═══ GIVEN DATA ═══

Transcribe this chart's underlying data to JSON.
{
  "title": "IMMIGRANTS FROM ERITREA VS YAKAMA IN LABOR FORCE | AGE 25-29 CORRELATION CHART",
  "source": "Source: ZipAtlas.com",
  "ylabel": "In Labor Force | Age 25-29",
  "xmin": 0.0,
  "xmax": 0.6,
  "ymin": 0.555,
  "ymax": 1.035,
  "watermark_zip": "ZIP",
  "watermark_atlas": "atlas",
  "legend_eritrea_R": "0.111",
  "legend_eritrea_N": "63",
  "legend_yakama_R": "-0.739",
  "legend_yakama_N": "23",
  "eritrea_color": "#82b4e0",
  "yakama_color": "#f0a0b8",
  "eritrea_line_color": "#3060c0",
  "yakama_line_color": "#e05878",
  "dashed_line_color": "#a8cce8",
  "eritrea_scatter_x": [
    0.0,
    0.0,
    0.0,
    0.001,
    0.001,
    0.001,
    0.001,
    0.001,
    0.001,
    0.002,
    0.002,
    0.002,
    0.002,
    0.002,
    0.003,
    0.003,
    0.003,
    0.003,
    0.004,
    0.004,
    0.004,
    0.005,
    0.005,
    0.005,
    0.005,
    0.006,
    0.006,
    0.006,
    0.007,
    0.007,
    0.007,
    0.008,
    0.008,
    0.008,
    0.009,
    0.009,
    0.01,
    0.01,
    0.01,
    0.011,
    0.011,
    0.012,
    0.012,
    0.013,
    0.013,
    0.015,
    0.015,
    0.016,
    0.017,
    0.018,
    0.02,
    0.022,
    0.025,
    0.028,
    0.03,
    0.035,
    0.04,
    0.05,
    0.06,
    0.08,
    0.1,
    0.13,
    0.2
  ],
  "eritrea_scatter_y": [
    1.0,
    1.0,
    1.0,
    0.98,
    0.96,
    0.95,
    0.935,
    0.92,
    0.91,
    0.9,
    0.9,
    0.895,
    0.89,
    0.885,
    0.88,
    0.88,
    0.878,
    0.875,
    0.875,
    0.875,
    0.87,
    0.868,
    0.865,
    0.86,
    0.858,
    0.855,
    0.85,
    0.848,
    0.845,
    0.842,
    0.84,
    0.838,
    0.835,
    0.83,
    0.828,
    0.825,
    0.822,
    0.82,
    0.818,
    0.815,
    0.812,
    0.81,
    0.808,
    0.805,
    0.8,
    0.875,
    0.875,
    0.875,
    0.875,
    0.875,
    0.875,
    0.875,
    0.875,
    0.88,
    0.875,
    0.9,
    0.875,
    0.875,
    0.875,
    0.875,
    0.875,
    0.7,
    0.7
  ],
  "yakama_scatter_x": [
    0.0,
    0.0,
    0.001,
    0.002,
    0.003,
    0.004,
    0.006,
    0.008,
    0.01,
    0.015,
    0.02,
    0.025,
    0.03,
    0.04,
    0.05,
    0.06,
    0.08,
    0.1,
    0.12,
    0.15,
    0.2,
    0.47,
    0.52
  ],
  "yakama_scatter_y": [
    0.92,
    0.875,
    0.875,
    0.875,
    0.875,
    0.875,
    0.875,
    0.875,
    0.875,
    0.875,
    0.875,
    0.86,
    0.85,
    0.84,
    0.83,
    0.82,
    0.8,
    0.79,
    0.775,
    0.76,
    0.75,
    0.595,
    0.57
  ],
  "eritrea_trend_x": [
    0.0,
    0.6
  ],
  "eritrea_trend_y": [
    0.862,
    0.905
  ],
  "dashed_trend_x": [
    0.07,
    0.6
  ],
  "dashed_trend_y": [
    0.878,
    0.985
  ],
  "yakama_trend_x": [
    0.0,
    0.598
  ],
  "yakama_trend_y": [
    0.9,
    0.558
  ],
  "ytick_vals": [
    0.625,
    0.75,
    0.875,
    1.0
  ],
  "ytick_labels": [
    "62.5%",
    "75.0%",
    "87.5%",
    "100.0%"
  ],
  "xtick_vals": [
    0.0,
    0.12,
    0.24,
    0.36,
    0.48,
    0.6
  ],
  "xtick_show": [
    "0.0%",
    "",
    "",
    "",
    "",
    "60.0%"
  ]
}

═══

WHAT THIS TASK INVOLVES:
Output all of the material exactly as written.

SOLUTION FOR THIS EXERCISE:
Transcribe this chart's underlying data to JSON.
{
  "title": "IMMIGRANTS FROM ERITREA VS YAKAMA IN LABOR FORCE | AGE 25-29 CORRELATION CHART",
  "source": "Source: ZipAtlas.com",
  "ylabel": "In Labor Force | Age 25-29",
  "xmin": 0.0,
  "xmax": 0.6,
  "ymin": 0.555,
  "ymax": 1.035,
  "watermark_zip": "ZIP",
  "watermark_atlas": "atlas",
  "legend_eritrea_R": "0.111",
  "legend_eritrea_N": "63",
  "legend_yakama_R": "-0.739",
  "legend_yakama_N": "23",
  "eritrea_color": "#82b4e0",
  "yakama_color": "#f0a0b8",
  "eritrea_line_color": "#3060c0",
  "yakama_line_color": "#e05878",
  "dashed_line_color": "#a8cce8",
  "eritrea_scatter_x": [
    0.0,
    0.0,
    0.0,
    0.001,
    0.001,
    0.001,
    0.001,
    0.001,
    0.001,
    0.002,
    0.002,
    0.002,
    0.002,
    0.002,
    0.003,
    0.003,
    0.003,
    0.003,
    0.004,
    0.004,
    0.004,
    0.005,
    0.005,
    0.005,
    0.005,
    0.006,
    0.006,
    0.006,
    0.007,
    0.007,
    0.007,
    0.008,
    0.008,
    0.008,
    0.009,
    0.009,
    0.01,
    0.01,
    0.01,
    0.011,
    0.011,
    0.012,
    0.012,
    0.013,
    0.013,
    0.015,
    0.015,
    0.016,
    0.017,
    0.018,
    0.02,
    0.022,
    0.025,
    0.028,
    0.03,
    0.035,
    0.04,
    0.05,
    0.06,
    0.08,
    0.1,
    0.13,
    0.2
  ],
  "eritrea_scatter_y": [
    1.0,
    1.0,
    1.0,
    0.98,
    0.96,
    0.95,
    0.935,
    0.92,
    0.91,
    0.9,
    0.9,
    0.895,
    0.89,
    0.885,
    0.88,
    0.88,
    0.878,
    0.875,
    0.875,
    0.875,
    0.87,
    0.868,
    0.865,
    0.86,
    0.858,
    0.855,
    0.85,
    0.848,
    0.845,
    0.842,
    0.84,
    0.838,
    0.835,
    0.83,
    0.828,
    0.825,
    0.822,
    0.82,
    0.818,
    0.815,
    0.812,
    0.81,
    0.808,
    0.805,
    0.8,
    0.875,
    0.875,
    0.875,
    0.875,
    0.875,
    0.875,
    0.875,
    0.875,
    0.88,
    0.875,
    0.9,
    0.875,
    0.875,
    0.875,
    0.875,
    0.875,
    0.7,
    0.7
  ],
  "yakama_scatter_x": [
    0.0,
    0.0,
    0.001,
    0.002,
    0.003,
    0.004,
    0.006,
    0.008,
    0.01,
    0.015,
    0.02,
    0.025,
    0.03,
    0.04,
    0.05,
    0.06,
    0.08,
    0.1,
    0.12,
    0.15,
    0.2,
    0.47,
    0.52
  ],
  "yakama_scatter_y": [
    0.92,
    0.875,
    0.875,
    0.875,
    0.875,
    0.875,
    0.875,
    0.875,
    0.875,
    0.875,
    0.875,
    0.86,
    0.85,
    0.84,
    0.83,
    0.82,
    0.8,
    0.79,
    0.775,
    0.76,
    0.75,
    0.595,
    0.57
  ],
  "eritrea_trend_x": [
    0.0,
    0.6
  ],
  "eritrea_trend_y": [
    0.862,
    0.905
  ],
  "dashed_trend_x": [
    0.07,
    0.6
  ],
  "dashed_trend_y": [
    0.878,
    0.985
  ],
  "yakama_trend_x": [
    0.0,
    0.598
  ],
  "yakama_trend_y": [
    0.9,
    0.558
  ],
  "ytick_vals": [
    0.625,
    0.75,
    0.875,
    1.0
  ],
  "ytick_labels": [
    "62.5%",
    "75.0%",
    "87.5%",
    "100.0%"
  ],
  "xtick_vals": [
    0.0,
    0.12,
    0.24,
    0.36,
    0.48,
    0.6
  ],
  "xtick_show": [
    "0.0%",
    "",
    "",
    "",
    "",
    "60.0%"
  ]
}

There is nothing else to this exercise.